**Stated problem**
Output each entry verbatim and exclude every picture from it.

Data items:
···

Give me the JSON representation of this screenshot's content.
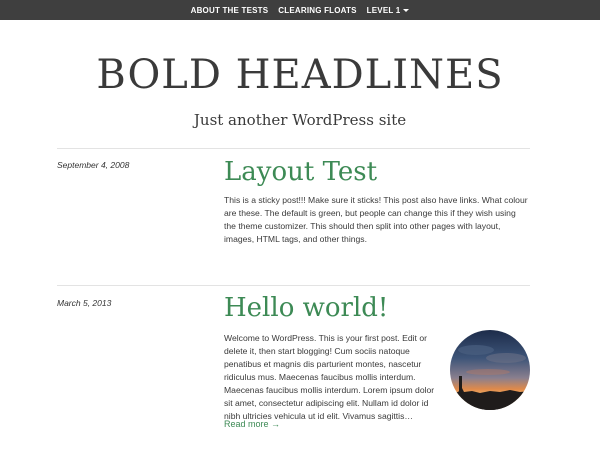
{
  "nav": {
    "items": [
      {
        "label": "ABOUT THE TESTS"
      },
      {
        "label": "CLEARING FLOATS"
      },
      {
        "label": "LEVEL 1"
      }
    ]
  },
  "header": {
    "title": "BOLD HEADLINES",
    "tagline": "Just another WordPress site"
  },
  "posts": [
    {
      "date": "September 4, 2008",
      "title": "Layout Test",
      "excerpt": "This is a sticky post!!! Make sure it sticks! This post also have links. What colour are these. The default is green, but people can change this if they wish using the theme customizer. This should then split into other pages with layout, images, HTML tags, and other things."
    },
    {
      "date": "March 5, 2013",
      "title": "Hello world!",
      "excerpt": "Welcome to WordPress. This is your first post. Edit or delete it, then start blogging! Cum sociis natoque penatibus et magnis dis parturient montes, nascetur ridiculus mus. Maecenas faucibus mollis interdum. Maecenas faucibus mollis interdum. Lorem ipsum dolor sit amet, consectetur adipiscing elit. Nullam id dolor id nibh ultricies vehicula ut id elit. Vivamus sagittis…",
      "read_more": "Read more →"
    }
  ],
  "colors": {
    "nav_bg": "#3f3f3f",
    "accent": "#3d8a55",
    "text": "#3a3a3a"
  }
}
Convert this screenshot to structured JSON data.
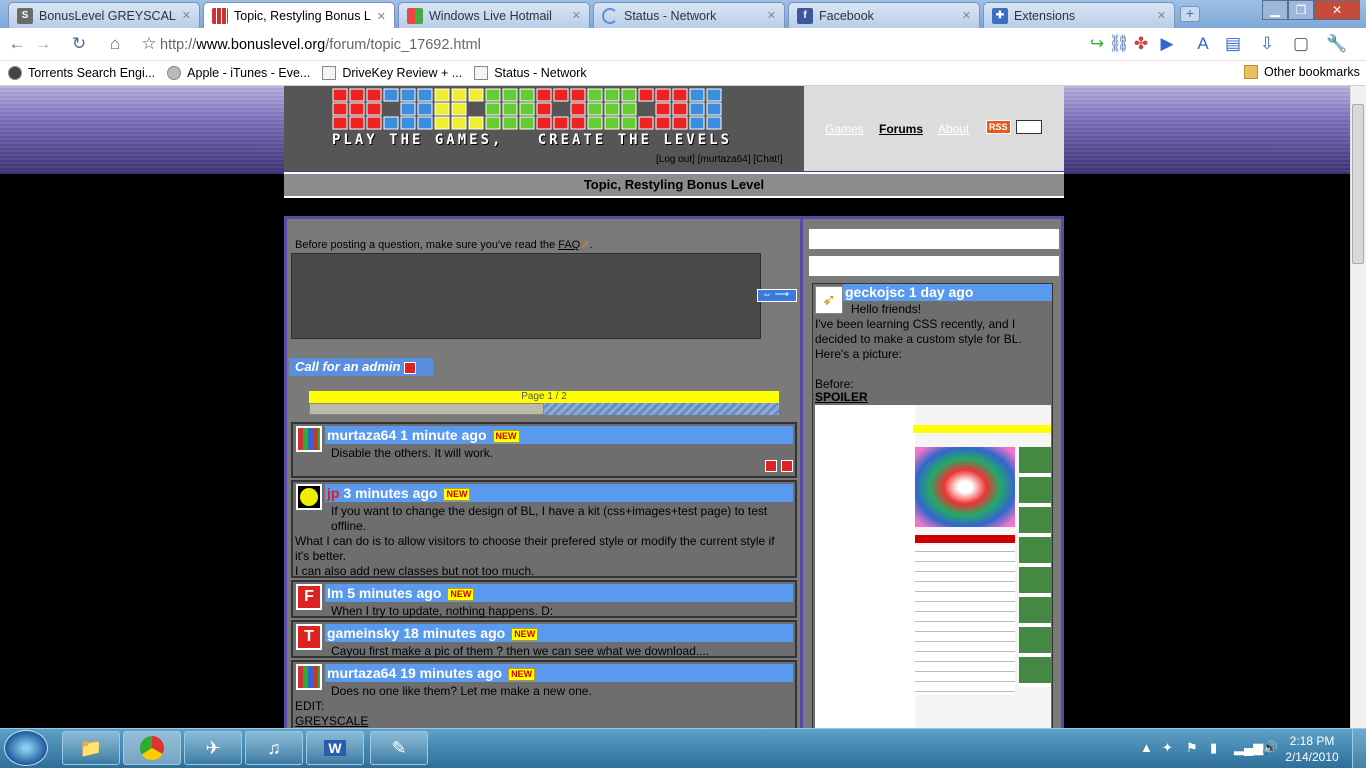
{
  "browser": {
    "tabs": [
      {
        "title": "BonusLevel GREYSCALE | ...",
        "favicon": "bonuslevel-s-icon",
        "active": false
      },
      {
        "title": "Topic, Restyling Bonus L...",
        "favicon": "bonuslevel-grid-icon",
        "active": true
      },
      {
        "title": "Windows Live Hotmail",
        "favicon": "windows-flag-icon",
        "active": false
      },
      {
        "title": "Status - Network",
        "favicon": "loading-icon",
        "active": false
      },
      {
        "title": "Facebook",
        "favicon": "facebook-icon",
        "active": false
      },
      {
        "title": "Extensions",
        "favicon": "puzzle-icon",
        "active": false
      }
    ],
    "url_prefix": "http://",
    "url_host": "www.bonuslevel.org",
    "url_path": "/forum/topic_17692.html",
    "bookmarks": [
      "Torrents Search Engi...",
      "Apple - iTunes - Eve...",
      "DriveKey Review + ...",
      "Status - Network"
    ],
    "other_bookmarks": "Other bookmarks"
  },
  "site": {
    "tagline": "PLAY THE GAMES,   CREATE THE LEVELS",
    "nav": {
      "games": "Games",
      "forums": "Forums",
      "about": "About",
      "rss": "RSS"
    },
    "account": "[Log out] [murtaza64] [Chat!]",
    "topic_title": "Topic, Restyling Bonus Level",
    "faq_text": "Before posting a question, make sure you've read the",
    "faq_link": "FAQ",
    "admin_button": "Call for an admin",
    "pager": "Page 1 / 2",
    "pager_fraction": 0.5,
    "new_badge": "NEW"
  },
  "posts": [
    {
      "author": "murtaza64",
      "time": "1 minute ago",
      "avatar": "murtaza-avatar",
      "lines": [
        "Disable the others. It will work."
      ],
      "red_author": false
    },
    {
      "author": "jp",
      "time": "3 minutes ago",
      "avatar": "jp-avatar",
      "lines": [
        "If you want to change the design of BL, I have a kit (css+images+test page) to test offline.",
        "What I can do is to allow visitors to choose their prefered style or modify the current style if it's better.",
        "I can also add new classes but not too much."
      ],
      "red_author": true
    },
    {
      "author": "Im",
      "time": "5 minutes ago",
      "avatar": "F",
      "lines": [
        "When I try to update, nothing happens. D:"
      ],
      "red_author": false
    },
    {
      "author": "gameinsky",
      "time": "18 minutes ago",
      "avatar": "T",
      "lines": [
        "Cayou first make a pic of them ? then we can see what we download...."
      ],
      "red_author": false
    },
    {
      "author": "murtaza64",
      "time": "19 minutes ago",
      "avatar": "murtaza-avatar",
      "lines": [
        "Does no one like them? Let me make a new one.",
        "EDIT:",
        "GREYSCALE"
      ],
      "red_author": false
    }
  ],
  "sidebar": {
    "author": "geckojsc",
    "time": "1 day ago",
    "greeting": "Hello friends!",
    "text": "I've been learning CSS recently, and I decided to make a custom style for BL. Here's a picture:",
    "before": "Before:",
    "spoiler": "SPOILER"
  },
  "taskbar": {
    "time": "2:18 PM",
    "date": "2/14/2010"
  }
}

···

**Problem solution**
Give me the JSON representation of this screenshot's content.
{
  "nav": {
    "items": [
      {
        "label": "ABOUT THE TESTS"
      },
      {
        "label": "CLEARING FLOATS"
      },
      {
        "label": "LEVEL 1"
      }
    ]
  },
  "header": {
    "title": "BOLD HEADLINES",
    "tagline": "Just another WordPress site"
  },
  "posts": [
    {
      "date": "September 4, 2008",
      "title": "Layout Test",
      "excerpt": "This is a sticky post!!! Make sure it sticks! This post also have links. What colour are these. The default is green, but people can change this if they wish using the theme customizer. This should then split into other pages with layout, images, HTML tags, and other things."
    },
    {
      "date": "March 5, 2013",
      "title": "Hello world!",
      "excerpt": "Welcome to WordPress. This is your first post. Edit or delete it, then start blogging! Cum sociis natoque penatibus et magnis dis parturient montes, nascetur ridiculus mus. Maecenas faucibus mollis interdum. Maecenas faucibus mollis interdum. Lorem ipsum dolor sit amet, consectetur adipiscing elit. Nullam id dolor id nibh ultricies vehicula ut id elit. Vivamus sagittis…",
      "read_more": "Read more →"
    }
  ],
  "colors": {
    "nav_bg": "#3f3f3f",
    "accent": "#3d8a55",
    "text": "#3a3a3a"
  }
}
Convert this screenshot to structured JSON data.
{
  "browser": {
    "tabs": [
      {
        "title": "BonusLevel GREYSCALE | ...",
        "favicon": "bonuslevel-s-icon",
        "active": false
      },
      {
        "title": "Topic, Restyling Bonus L...",
        "favicon": "bonuslevel-grid-icon",
        "active": true
      },
      {
        "title": "Windows Live Hotmail",
        "favicon": "windows-flag-icon",
        "active": false
      },
      {
        "title": "Status - Network",
        "favicon": "loading-icon",
        "active": false
      },
      {
        "title": "Facebook",
        "favicon": "facebook-icon",
        "active": false
      },
      {
        "title": "Extensions",
        "favicon": "puzzle-icon",
        "active": false
      }
    ],
    "url_prefix": "http://",
    "url_host": "www.bonuslevel.org",
    "url_path": "/forum/topic_17692.html",
    "bookmarks": [
      "Torrents Search Engi...",
      "Apple - iTunes - Eve...",
      "DriveKey Review + ...",
      "Status - Network"
    ],
    "other_bookmarks": "Other bookmarks"
  },
  "site": {
    "tagline": "PLAY THE GAMES,   CREATE THE LEVELS",
    "nav": {
      "games": "Games",
      "forums": "Forums",
      "about": "About",
      "rss": "RSS"
    },
    "account": "[Log out] [murtaza64] [Chat!]",
    "topic_title": "Topic, Restyling Bonus Level",
    "faq_text": "Before posting a question, make sure you've read the",
    "faq_link": "FAQ",
    "admin_button": "Call for an admin",
    "pager": "Page 1 / 2",
    "pager_fraction": 0.5,
    "new_badge": "NEW"
  },
  "posts": [
    {
      "author": "murtaza64",
      "time": "1 minute ago",
      "avatar": "murtaza-avatar",
      "lines": [
        "Disable the others. It will work."
      ],
      "red_author": false
    },
    {
      "author": "jp",
      "time": "3 minutes ago",
      "avatar": "jp-avatar",
      "lines": [
        "If you want to change the design of BL, I have a kit (css+images+test page) to test offline.",
        "What I can do is to allow visitors to choose their prefered style or modify the current style if it's better.",
        "I can also add new classes but not too much."
      ],
      "red_author": true
    },
    {
      "author": "Im",
      "time": "5 minutes ago",
      "avatar": "F",
      "lines": [
        "When I try to update, nothing happens. D:"
      ],
      "red_author": false
    },
    {
      "author": "gameinsky",
      "time": "18 minutes ago",
      "avatar": "T",
      "lines": [
        "Cayou first make a pic of them ? then we can see what we download...."
      ],
      "red_author": false
    },
    {
      "author": "murtaza64",
      "time": "19 minutes ago",
      "avatar": "murtaza-avatar",
      "lines": [
        "Does no one like them? Let me make a new one.",
        "EDIT:",
        "GREYSCALE"
      ],
      "red_author": false
    }
  ],
  "sidebar": {
    "author": "geckojsc",
    "time": "1 day ago",
    "greeting": "Hello friends!",
    "text": "I've been learning CSS recently, and I decided to make a custom style for BL. Here's a picture:",
    "before": "Before:",
    "spoiler": "SPOILER"
  },
  "taskbar": {
    "time": "2:18 PM",
    "date": "2/14/2010"
  }
}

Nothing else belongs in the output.